What this task involves: Transcribe the material in full, exactly as written.

+-------+

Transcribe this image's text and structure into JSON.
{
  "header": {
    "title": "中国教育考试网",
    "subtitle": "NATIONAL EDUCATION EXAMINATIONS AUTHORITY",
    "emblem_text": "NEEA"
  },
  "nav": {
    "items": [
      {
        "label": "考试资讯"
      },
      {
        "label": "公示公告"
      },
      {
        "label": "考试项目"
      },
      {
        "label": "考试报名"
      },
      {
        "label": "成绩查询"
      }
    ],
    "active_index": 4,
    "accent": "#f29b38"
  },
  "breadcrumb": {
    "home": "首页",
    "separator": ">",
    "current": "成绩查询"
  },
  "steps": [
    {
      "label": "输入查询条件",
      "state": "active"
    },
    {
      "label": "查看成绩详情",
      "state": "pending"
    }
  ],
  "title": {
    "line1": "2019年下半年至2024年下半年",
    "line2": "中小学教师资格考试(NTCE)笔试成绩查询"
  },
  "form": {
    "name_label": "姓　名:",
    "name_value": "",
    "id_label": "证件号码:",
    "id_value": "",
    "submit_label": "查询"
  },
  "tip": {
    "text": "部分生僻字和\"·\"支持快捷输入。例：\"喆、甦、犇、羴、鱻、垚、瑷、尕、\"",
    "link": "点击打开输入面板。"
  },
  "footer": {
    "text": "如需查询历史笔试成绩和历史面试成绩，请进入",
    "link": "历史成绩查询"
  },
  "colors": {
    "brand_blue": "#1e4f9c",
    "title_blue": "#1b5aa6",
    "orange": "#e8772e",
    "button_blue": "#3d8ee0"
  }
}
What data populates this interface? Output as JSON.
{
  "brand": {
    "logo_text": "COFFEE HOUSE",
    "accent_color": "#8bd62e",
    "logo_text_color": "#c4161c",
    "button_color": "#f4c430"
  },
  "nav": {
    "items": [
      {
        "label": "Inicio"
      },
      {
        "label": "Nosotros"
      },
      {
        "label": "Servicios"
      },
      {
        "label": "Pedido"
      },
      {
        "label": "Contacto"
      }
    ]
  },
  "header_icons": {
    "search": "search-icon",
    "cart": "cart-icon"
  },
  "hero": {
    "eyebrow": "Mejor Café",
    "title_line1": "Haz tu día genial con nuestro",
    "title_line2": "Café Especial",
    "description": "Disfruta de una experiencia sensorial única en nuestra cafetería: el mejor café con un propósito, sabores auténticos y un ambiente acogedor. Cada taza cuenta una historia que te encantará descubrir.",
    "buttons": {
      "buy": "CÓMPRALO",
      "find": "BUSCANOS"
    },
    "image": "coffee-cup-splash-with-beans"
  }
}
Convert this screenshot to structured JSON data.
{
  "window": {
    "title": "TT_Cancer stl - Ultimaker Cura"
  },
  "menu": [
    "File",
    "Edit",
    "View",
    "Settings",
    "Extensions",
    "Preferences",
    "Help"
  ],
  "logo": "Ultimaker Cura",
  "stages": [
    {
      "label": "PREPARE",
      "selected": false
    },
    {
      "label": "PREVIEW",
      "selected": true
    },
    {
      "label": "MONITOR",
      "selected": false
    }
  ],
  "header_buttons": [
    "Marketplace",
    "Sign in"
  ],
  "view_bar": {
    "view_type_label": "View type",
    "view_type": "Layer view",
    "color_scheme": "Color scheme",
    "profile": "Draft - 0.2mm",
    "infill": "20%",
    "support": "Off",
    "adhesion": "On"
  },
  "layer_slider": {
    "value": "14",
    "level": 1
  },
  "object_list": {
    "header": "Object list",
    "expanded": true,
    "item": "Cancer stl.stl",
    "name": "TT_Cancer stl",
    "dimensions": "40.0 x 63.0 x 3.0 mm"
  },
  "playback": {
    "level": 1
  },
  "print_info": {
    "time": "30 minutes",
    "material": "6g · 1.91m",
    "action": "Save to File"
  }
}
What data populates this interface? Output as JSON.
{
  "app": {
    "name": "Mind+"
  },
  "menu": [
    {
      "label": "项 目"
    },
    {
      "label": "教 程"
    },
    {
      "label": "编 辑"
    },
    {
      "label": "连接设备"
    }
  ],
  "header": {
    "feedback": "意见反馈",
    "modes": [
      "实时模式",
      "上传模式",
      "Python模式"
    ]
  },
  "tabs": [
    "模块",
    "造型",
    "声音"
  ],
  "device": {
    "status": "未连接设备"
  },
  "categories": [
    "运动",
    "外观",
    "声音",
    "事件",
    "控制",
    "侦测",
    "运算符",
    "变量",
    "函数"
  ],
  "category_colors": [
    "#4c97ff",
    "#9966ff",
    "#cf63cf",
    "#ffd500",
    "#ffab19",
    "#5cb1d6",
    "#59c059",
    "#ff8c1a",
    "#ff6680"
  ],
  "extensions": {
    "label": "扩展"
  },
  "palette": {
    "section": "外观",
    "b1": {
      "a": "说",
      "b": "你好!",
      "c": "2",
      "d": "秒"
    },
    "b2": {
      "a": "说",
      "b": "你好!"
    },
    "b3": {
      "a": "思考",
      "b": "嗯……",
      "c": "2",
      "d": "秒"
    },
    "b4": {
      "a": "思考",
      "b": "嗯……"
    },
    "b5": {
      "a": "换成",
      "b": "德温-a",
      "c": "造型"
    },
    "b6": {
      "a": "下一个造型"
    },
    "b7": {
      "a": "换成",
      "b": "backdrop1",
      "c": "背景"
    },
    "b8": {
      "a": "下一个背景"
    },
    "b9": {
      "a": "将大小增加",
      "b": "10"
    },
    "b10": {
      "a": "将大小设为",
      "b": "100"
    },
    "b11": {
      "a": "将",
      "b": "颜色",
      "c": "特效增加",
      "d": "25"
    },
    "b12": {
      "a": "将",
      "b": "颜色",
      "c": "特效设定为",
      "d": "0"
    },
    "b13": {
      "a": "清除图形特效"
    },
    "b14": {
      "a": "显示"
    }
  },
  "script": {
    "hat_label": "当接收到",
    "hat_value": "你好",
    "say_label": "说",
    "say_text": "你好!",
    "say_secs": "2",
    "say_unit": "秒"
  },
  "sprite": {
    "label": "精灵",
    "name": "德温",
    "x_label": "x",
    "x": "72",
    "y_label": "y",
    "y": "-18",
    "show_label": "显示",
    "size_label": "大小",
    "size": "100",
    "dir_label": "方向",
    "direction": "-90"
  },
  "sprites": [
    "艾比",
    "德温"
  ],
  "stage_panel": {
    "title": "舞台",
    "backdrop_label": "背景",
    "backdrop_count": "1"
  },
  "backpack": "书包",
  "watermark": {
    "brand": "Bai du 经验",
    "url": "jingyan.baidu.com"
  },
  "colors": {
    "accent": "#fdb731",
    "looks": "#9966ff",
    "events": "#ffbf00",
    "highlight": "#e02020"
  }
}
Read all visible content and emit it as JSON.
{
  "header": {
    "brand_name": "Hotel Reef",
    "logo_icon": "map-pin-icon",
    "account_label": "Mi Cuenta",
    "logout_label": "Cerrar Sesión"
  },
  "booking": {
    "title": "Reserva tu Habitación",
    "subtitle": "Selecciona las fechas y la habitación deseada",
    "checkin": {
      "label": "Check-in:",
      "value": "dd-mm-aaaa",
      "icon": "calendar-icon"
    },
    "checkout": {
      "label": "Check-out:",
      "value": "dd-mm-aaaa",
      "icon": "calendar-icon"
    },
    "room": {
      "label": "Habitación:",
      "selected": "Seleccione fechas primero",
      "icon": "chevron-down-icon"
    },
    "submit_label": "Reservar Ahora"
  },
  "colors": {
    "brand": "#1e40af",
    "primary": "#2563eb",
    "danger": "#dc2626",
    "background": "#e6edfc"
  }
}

+-------+

Correct answer:
Transcribe this image's text and structure into JSON.
{
  "header": {
    "title": "中国教育考试网",
    "subtitle": "NATIONAL EDUCATION EXAMINATIONS AUTHORITY",
    "emblem_text": "NEEA"
  },
  "nav": {
    "items": [
      {
        "label": "考试资讯"
      },
      {
        "label": "公示公告"
      },
      {
        "label": "考试项目"
      },
      {
        "label": "考试报名"
      },
      {
        "label": "成绩查询"
      }
    ],
    "active_index": 4,
    "accent": "#f29b38"
  },
  "breadcrumb": {
    "home": "首页",
    "separator": ">",
    "current": "成绩查询"
  },
  "steps": [
    {
      "label": "输入查询条件",
      "state": "active"
    },
    {
      "label": "查看成绩详情",
      "state": "pending"
    }
  ],
  "title": {
    "line1": "2019年下半年至2024年下半年",
    "line2": "中小学教师资格考试(NTCE)笔试成绩查询"
  },
  "form": {
    "name_label": "姓　名:",
    "name_value": "",
    "id_label": "证件号码:",
    "id_value": "",
    "submit_label": "查询"
  },
  "tip": {
    "text": "部分生僻字和\"·\"支持快捷输入。例：\"喆、甦、犇、羴、鱻、垚、瑷、尕、\"",
    "link": "点击打开输入面板。"
  },
  "footer": {
    "text": "如需查询历史笔试成绩和历史面试成绩，请进入",
    "link": "历史成绩查询"
  },
  "colors": {
    "brand_blue": "#1e4f9c",
    "title_blue": "#1b5aa6",
    "orange": "#e8772e",
    "button_blue": "#3d8ee0"
  }
}
What data populates this interface? Output as JSON.
{
  "brand": {
    "logo_text": "COFFEE HOUSE",
    "accent_color": "#8bd62e",
    "logo_text_color": "#c4161c",
    "button_color": "#f4c430"
  },
  "nav": {
    "items": [
      {
        "label": "Inicio"
      },
      {
        "label": "Nosotros"
      },
      {
        "label": "Servicios"
      },
      {
        "label": "Pedido"
      },
      {
        "label": "Contacto"
      }
    ]
  },
  "header_icons": {
    "search": "search-icon",
    "cart": "cart-icon"
  },
  "hero": {
    "eyebrow": "Mejor Café",
    "title_line1": "Haz tu día genial con nuestro",
    "title_line2": "Café Especial",
    "description": "Disfruta de una experiencia sensorial única en nuestra cafetería: el mejor café con un propósito, sabores auténticos y un ambiente acogedor. Cada taza cuenta una historia que te encantará descubrir.",
    "buttons": {
      "buy": "CÓMPRALO",
      "find": "BUSCANOS"
    },
    "image": "coffee-cup-splash-with-beans"
  }
}
Convert this screenshot to structured JSON data.
{
  "window": {
    "title": "TT_Cancer stl - Ultimaker Cura"
  },
  "menu": [
    "File",
    "Edit",
    "View",
    "Settings",
    "Extensions",
    "Preferences",
    "Help"
  ],
  "logo": "Ultimaker Cura",
  "stages": [
    {
      "label": "PREPARE",
      "selected": false
    },
    {
      "label": "PREVIEW",
      "selected": true
    },
    {
      "label": "MONITOR",
      "selected": false
    }
  ],
  "header_buttons": [
    "Marketplace",
    "Sign in"
  ],
  "view_bar": {
    "view_type_label": "View type",
    "view_type": "Layer view",
    "color_scheme": "Color scheme",
    "profile": "Draft - 0.2mm",
    "infill": "20%",
    "support": "Off",
    "adhesion": "On"
  },
  "layer_slider": {
    "value": "14",
    "level": 1
  },
  "object_list": {
    "header": "Object list",
    "expanded": true,
    "item": "Cancer stl.stl",
    "name": "TT_Cancer stl",
    "dimensions": "40.0 x 63.0 x 3.0 mm"
  },
  "playback": {
    "level": 1
  },
  "print_info": {
    "time": "30 minutes",
    "material": "6g · 1.91m",
    "action": "Save to File"
  }
}
What data populates this interface? Output as JSON.
{
  "app": {
    "name": "Mind+"
  },
  "menu": [
    {
      "label": "项 目"
    },
    {
      "label": "教 程"
    },
    {
      "label": "编 辑"
    },
    {
      "label": "连接设备"
    }
  ],
  "header": {
    "feedback": "意见反馈",
    "modes": [
      "实时模式",
      "上传模式",
      "Python模式"
    ]
  },
  "tabs": [
    "模块",
    "造型",
    "声音"
  ],
  "device": {
    "status": "未连接设备"
  },
  "categories": [
    "运动",
    "外观",
    "声音",
    "事件",
    "控制",
    "侦测",
    "运算符",
    "变量",
    "函数"
  ],
  "category_colors": [
    "#4c97ff",
    "#9966ff",
    "#cf63cf",
    "#ffd500",
    "#ffab19",
    "#5cb1d6",
    "#59c059",
    "#ff8c1a",
    "#ff6680"
  ],
  "extensions": {
    "label": "扩展"
  },
  "palette": {
    "section": "外观",
    "b1": {
      "a": "说",
      "b": "你好!",
      "c": "2",
      "d": "秒"
    },
    "b2": {
      "a": "说",
      "b": "你好!"
    },
    "b3": {
      "a": "思考",
      "b": "嗯……",
      "c": "2",
      "d": "秒"
    },
    "b4": {
      "a": "思考",
      "b": "嗯……"
    },
    "b5": {
      "a": "换成",
      "b": "德温-a",
      "c": "造型"
    },
    "b6": {
      "a": "下一个造型"
    },
    "b7": {
      "a": "换成",
      "b": "backdrop1",
      "c": "背景"
    },
    "b8": {
      "a": "下一个背景"
    },
    "b9": {
      "a": "将大小增加",
      "b": "10"
    },
    "b10": {
      "a": "将大小设为",
      "b": "100"
    },
    "b11": {
      "a": "将",
      "b": "颜色",
      "c": "特效增加",
      "d": "25"
    },
    "b12": {
      "a": "将",
      "b": "颜色",
      "c": "特效设定为",
      "d": "0"
    },
    "b13": {
      "a": "清除图形特效"
    },
    "b14": {
      "a": "显示"
    }
  },
  "script": {
    "hat_label": "当接收到",
    "hat_value": "你好",
    "say_label": "说",
    "say_text": "你好!",
    "say_secs": "2",
    "say_unit": "秒"
  },
  "sprite": {
    "label": "精灵",
    "name": "德温",
    "x_label": "x",
    "x": "72",
    "y_label": "y",
    "y": "-18",
    "show_label": "显示",
    "size_label": "大小",
    "size": "100",
    "dir_label": "方向",
    "direction": "-90"
  },
  "sprites": [
    "艾比",
    "德温"
  ],
  "stage_panel": {
    "title": "舞台",
    "backdrop_label": "背景",
    "backdrop_count": "1"
  },
  "backpack": "书包",
  "watermark": {
    "brand": "Bai du 经验",
    "url": "jingyan.baidu.com"
  },
  "colors": {
    "accent": "#fdb731",
    "looks": "#9966ff",
    "events": "#ffbf00",
    "highlight": "#e02020"
  }
}
Read all visible content and emit it as JSON.
{
  "header": {
    "brand_name": "Hotel Reef",
    "logo_icon": "map-pin-icon",
    "account_label": "Mi Cuenta",
    "logout_label": "Cerrar Sesión"
  },
  "booking": {
    "title": "Reserva tu Habitación",
    "subtitle": "Selecciona las fechas y la habitación deseada",
    "checkin": {
      "label": "Check-in:",
      "value": "dd-mm-aaaa",
      "icon": "calendar-icon"
    },
    "checkout": {
      "label": "Check-out:",
      "value": "dd-mm-aaaa",
      "icon": "calendar-icon"
    },
    "room": {
      "label": "Habitación:",
      "selected": "Seleccione fechas primero",
      "icon": "chevron-down-icon"
    },
    "submit_label": "Reservar Ahora"
  },
  "colors": {
    "brand": "#1e40af",
    "primary": "#2563eb",
    "danger": "#dc2626",
    "background": "#e6edfc"
  }
}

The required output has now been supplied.